TASK REQUIREMENTS> Output all of the data below exactly as given.

RECORDS PROVIDED>
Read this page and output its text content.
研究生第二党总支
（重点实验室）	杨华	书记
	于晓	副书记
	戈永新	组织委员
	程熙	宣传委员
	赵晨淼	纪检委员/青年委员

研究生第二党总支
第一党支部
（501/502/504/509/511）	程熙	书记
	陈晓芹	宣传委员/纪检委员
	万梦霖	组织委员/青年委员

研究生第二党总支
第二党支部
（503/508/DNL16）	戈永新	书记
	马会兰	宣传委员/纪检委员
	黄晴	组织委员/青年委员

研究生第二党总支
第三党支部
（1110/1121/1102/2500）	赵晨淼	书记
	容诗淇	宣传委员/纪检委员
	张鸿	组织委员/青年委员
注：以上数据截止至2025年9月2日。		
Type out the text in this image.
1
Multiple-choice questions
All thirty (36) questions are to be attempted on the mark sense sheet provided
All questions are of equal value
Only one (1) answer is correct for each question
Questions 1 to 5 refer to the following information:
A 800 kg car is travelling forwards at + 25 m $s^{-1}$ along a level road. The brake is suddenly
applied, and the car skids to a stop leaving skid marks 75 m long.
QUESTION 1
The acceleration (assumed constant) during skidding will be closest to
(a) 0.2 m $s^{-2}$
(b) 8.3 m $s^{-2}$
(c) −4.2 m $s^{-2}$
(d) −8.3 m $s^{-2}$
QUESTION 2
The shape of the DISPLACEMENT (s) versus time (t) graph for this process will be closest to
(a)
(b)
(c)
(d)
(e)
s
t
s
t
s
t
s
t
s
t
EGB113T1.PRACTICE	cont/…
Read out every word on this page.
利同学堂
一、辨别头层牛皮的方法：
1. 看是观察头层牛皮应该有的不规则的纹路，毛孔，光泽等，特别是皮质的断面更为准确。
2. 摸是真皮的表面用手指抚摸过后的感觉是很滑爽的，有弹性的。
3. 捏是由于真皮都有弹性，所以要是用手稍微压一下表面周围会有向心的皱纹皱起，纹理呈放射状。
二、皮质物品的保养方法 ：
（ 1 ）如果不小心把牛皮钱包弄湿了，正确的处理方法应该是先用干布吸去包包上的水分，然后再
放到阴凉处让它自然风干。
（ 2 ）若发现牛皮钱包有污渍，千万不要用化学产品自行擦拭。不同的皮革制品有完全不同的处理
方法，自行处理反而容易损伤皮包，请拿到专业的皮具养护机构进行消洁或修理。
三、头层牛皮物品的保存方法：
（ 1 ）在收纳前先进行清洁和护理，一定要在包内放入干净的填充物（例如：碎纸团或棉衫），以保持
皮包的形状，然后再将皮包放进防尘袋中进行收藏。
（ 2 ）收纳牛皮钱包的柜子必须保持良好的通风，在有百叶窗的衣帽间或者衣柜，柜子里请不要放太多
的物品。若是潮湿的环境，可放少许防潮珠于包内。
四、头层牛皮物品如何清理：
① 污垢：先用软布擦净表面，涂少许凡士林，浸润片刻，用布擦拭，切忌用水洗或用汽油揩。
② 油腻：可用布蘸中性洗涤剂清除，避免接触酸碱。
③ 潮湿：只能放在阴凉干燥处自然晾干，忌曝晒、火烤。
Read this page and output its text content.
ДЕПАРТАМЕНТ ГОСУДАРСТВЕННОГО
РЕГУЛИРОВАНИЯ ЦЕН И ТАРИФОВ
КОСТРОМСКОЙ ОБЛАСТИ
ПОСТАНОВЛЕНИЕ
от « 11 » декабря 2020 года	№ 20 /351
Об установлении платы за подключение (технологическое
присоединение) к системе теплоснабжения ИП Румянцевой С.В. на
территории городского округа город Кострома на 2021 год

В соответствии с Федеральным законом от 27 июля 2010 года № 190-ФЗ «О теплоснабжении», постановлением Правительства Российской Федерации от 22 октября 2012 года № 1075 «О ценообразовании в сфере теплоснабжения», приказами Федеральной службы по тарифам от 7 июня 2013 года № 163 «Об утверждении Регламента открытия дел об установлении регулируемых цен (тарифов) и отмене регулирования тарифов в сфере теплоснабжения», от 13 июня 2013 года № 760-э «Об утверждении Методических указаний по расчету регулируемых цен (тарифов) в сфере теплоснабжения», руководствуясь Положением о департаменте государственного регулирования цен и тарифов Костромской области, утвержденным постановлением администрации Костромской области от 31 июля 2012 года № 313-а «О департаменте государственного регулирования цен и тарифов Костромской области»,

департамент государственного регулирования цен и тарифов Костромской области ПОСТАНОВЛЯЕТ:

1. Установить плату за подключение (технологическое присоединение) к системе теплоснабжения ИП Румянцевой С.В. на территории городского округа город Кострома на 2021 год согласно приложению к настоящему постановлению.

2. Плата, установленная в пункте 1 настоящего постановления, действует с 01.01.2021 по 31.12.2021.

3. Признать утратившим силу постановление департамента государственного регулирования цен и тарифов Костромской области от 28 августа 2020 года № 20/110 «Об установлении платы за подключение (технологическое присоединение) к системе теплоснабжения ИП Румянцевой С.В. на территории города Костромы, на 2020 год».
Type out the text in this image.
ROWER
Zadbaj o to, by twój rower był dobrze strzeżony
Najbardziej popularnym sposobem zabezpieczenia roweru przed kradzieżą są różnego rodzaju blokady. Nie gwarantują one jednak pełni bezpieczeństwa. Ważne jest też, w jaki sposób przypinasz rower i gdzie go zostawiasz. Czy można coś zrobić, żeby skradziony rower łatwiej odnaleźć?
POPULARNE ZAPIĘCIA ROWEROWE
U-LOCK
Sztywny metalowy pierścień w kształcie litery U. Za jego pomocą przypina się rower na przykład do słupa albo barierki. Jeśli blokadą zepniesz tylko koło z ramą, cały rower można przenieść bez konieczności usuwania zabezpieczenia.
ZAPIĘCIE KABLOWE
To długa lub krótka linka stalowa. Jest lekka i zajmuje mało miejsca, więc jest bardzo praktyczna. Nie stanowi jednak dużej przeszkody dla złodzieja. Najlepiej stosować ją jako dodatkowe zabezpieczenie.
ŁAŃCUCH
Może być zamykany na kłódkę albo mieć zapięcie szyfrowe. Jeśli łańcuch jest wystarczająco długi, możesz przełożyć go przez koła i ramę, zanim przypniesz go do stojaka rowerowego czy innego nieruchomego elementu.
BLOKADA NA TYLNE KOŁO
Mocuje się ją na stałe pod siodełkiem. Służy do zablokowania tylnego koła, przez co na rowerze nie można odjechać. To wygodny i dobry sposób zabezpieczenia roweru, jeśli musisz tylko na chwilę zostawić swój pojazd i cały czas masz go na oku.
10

EXERCISE ANSWER>
Read this page and output its text content.
研究生第二党总支
（重点实验室）	杨华	书记
	于晓	副书记
	戈永新	组织委员
	程熙	宣传委员
	赵晨淼	纪检委员/青年委员

研究生第二党总支
第一党支部
（501/502/504/509/511）	程熙	书记
	陈晓芹	宣传委员/纪检委员
	万梦霖	组织委员/青年委员

研究生第二党总支
第二党支部
（503/508/DNL16）	戈永新	书记
	马会兰	宣传委员/纪检委员
	黄晴	组织委员/青年委员

研究生第二党总支
第三党支部
（1110/1121/1102/2500）	赵晨淼	书记
	容诗淇	宣传委员/纪检委员
	张鸿	组织委员/青年委员
注：以上数据截止至2025年9月2日。		
Type out the text in this image.
1
Multiple-choice questions
All thirty (36) questions are to be attempted on the mark sense sheet provided
All questions are of equal value
Only one (1) answer is correct for each question
Questions 1 to 5 refer to the following information:
A 800 kg car is travelling forwards at + 25 m $s^{-1}$ along a level road. The brake is suddenly
applied, and the car skids to a stop leaving skid marks 75 m long.
QUESTION 1
The acceleration (assumed constant) during skidding will be closest to
(a) 0.2 m $s^{-2}$
(b) 8.3 m $s^{-2}$
(c) −4.2 m $s^{-2}$
(d) −8.3 m $s^{-2}$
QUESTION 2
The shape of the DISPLACEMENT (s) versus time (t) graph for this process will be closest to
(a)
(b)
(c)
(d)
(e)
s
t
s
t
s
t
s
t
s
t
EGB113T1.PRACTICE	cont/…
Read out every word on this page.
利同学堂
一、辨别头层牛皮的方法：
1. 看是观察头层牛皮应该有的不规则的纹路，毛孔，光泽等，特别是皮质的断面更为准确。
2. 摸是真皮的表面用手指抚摸过后的感觉是很滑爽的，有弹性的。
3. 捏是由于真皮都有弹性，所以要是用手稍微压一下表面周围会有向心的皱纹皱起，纹理呈放射状。
二、皮质物品的保养方法 ：
（ 1 ）如果不小心把牛皮钱包弄湿了，正确的处理方法应该是先用干布吸去包包上的水分，然后再
放到阴凉处让它自然风干。
（ 2 ）若发现牛皮钱包有污渍，千万不要用化学产品自行擦拭。不同的皮革制品有完全不同的处理
方法，自行处理反而容易损伤皮包，请拿到专业的皮具养护机构进行消洁或修理。
三、头层牛皮物品的保存方法：
（ 1 ）在收纳前先进行清洁和护理，一定要在包内放入干净的填充物（例如：碎纸团或棉衫），以保持
皮包的形状，然后再将皮包放进防尘袋中进行收藏。
（ 2 ）收纳牛皮钱包的柜子必须保持良好的通风，在有百叶窗的衣帽间或者衣柜，柜子里请不要放太多
的物品。若是潮湿的环境，可放少许防潮珠于包内。
四、头层牛皮物品如何清理：
① 污垢：先用软布擦净表面，涂少许凡士林，浸润片刻，用布擦拭，切忌用水洗或用汽油揩。
② 油腻：可用布蘸中性洗涤剂清除，避免接触酸碱。
③ 潮湿：只能放在阴凉干燥处自然晾干，忌曝晒、火烤。
Read this page and output its text content.
ДЕПАРТАМЕНТ ГОСУДАРСТВЕННОГО
РЕГУЛИРОВАНИЯ ЦЕН И ТАРИФОВ
КОСТРОМСКОЙ ОБЛАСТИ
ПОСТАНОВЛЕНИЕ
от « 11 » декабря 2020 года	№ 20 /351
Об установлении платы за подключение (технологическое
присоединение) к системе теплоснабжения ИП Румянцевой С.В. на
территории городского округа город Кострома на 2021 год

В соответствии с Федеральным законом от 27 июля 2010 года № 190-ФЗ «О теплоснабжении», постановлением Правительства Российской Федерации от 22 октября 2012 года № 1075 «О ценообразовании в сфере теплоснабжения», приказами Федеральной службы по тарифам от 7 июня 2013 года № 163 «Об утверждении Регламента открытия дел об установлении регулируемых цен (тарифов) и отмене регулирования тарифов в сфере теплоснабжения», от 13 июня 2013 года № 760-э «Об утверждении Методических указаний по расчету регулируемых цен (тарифов) в сфере теплоснабжения», руководствуясь Положением о департаменте государственного регулирования цен и тарифов Костромской области, утвержденным постановлением администрации Костромской области от 31 июля 2012 года № 313-а «О департаменте государственного регулирования цен и тарифов Костромской области»,

департамент государственного регулирования цен и тарифов Костромской области ПОСТАНОВЛЯЕТ:

1. Установить плату за подключение (технологическое присоединение) к системе теплоснабжения ИП Румянцевой С.В. на территории городского округа город Кострома на 2021 год согласно приложению к настоящему постановлению.

2. Плата, установленная в пункте 1 настоящего постановления, действует с 01.01.2021 по 31.12.2021.

3. Признать утратившим силу постановление департамента государственного регулирования цен и тарифов Костромской области от 28 августа 2020 года № 20/110 «Об установлении платы за подключение (технологическое присоединение) к системе теплоснабжения ИП Румянцевой С.В. на территории города Костромы, на 2020 год».
Type out the text in this image.
ROWER
Zadbaj o to, by twój rower był dobrze strzeżony
Najbardziej popularnym sposobem zabezpieczenia roweru przed kradzieżą są różnego rodzaju blokady. Nie gwarantują one jednak pełni bezpieczeństwa. Ważne jest też, w jaki sposób przypinasz rower i gdzie go zostawiasz. Czy można coś zrobić, żeby skradziony rower łatwiej odnaleźć?
POPULARNE ZAPIĘCIA ROWEROWE
U-LOCK
Sztywny metalowy pierścień w kształcie litery U. Za jego pomocą przypina się rower na przykład do słupa albo barierki. Jeśli blokadą zepniesz tylko koło z ramą, cały rower można przenieść bez konieczności usuwania zabezpieczenia.
ZAPIĘCIE KABLOWE
To długa lub krótka linka stalowa. Jest lekka i zajmuje mało miejsca, więc jest bardzo praktyczna. Nie stanowi jednak dużej przeszkody dla złodzieja. Najlepiej stosować ją jako dodatkowe zabezpieczenie.
ŁAŃCUCH
Może być zamykany na kłódkę albo mieć zapięcie szyfrowe. Jeśli łańcuch jest wystarczająco długi, możesz przełożyć go przez koła i ramę, zanim przypniesz go do stojaka rowerowego czy innego nieruchomego elementu.
BLOKADA NA TYLNE KOŁO
Mocuje się ją na stałe pod siodełkiem. Służy do zablokowania tylnego koła, przez co na rowerze nie można odjechać. To wygodny i dobry sposób zabezpieczenia roweru, jeśli musisz tylko na chwilę zostawić swój pojazd i cały czas masz go na oku.
10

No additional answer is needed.